Source records
——

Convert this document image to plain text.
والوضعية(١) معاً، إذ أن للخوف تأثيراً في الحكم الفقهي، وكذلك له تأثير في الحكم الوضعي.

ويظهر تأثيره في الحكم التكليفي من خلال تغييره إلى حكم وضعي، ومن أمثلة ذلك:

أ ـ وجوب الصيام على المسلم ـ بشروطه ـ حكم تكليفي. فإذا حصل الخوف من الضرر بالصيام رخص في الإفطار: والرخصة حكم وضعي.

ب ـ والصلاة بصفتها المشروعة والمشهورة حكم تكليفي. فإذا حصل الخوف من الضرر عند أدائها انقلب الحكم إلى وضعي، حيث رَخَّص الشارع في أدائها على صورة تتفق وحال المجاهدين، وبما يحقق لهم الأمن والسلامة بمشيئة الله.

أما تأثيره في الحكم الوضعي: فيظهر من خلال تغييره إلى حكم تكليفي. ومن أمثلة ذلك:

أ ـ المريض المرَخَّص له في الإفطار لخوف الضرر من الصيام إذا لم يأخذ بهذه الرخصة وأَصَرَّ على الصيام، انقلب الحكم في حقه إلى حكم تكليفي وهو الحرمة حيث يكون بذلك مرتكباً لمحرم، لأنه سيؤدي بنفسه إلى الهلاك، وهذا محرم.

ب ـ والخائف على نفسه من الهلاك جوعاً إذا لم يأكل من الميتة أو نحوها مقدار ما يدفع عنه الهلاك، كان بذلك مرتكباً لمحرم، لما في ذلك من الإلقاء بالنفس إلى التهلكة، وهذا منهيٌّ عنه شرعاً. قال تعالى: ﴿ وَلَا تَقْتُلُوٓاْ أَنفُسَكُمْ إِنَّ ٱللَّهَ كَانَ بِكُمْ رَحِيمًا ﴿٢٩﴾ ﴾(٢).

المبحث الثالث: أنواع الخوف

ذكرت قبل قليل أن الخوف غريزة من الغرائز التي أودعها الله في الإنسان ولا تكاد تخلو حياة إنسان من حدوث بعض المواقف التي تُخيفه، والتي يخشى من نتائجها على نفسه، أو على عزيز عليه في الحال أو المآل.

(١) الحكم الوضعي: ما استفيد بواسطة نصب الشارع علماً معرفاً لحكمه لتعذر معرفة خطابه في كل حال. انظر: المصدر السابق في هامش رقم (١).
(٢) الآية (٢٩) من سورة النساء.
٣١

——

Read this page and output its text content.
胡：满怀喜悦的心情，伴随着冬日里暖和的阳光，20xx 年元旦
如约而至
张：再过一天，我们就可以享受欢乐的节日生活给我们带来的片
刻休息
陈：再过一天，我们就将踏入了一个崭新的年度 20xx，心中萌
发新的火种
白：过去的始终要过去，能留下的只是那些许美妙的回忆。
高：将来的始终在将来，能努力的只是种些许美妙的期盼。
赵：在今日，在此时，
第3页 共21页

——

◆ EXERCISE: Look through the data and gather every line with the string "تغييره" in it.

◆ ANSWER FOR THE TASK:
ويظهر تأثيره في الحكم التكليفي من خلال تغييره إلى حكم وضعي، ومن أمثلة ذلك:
أما تأثيره في الحكم الوضعي: فيظهر من خلال تغييره إلى حكم تكليفي. ومن أمثلة ذلك:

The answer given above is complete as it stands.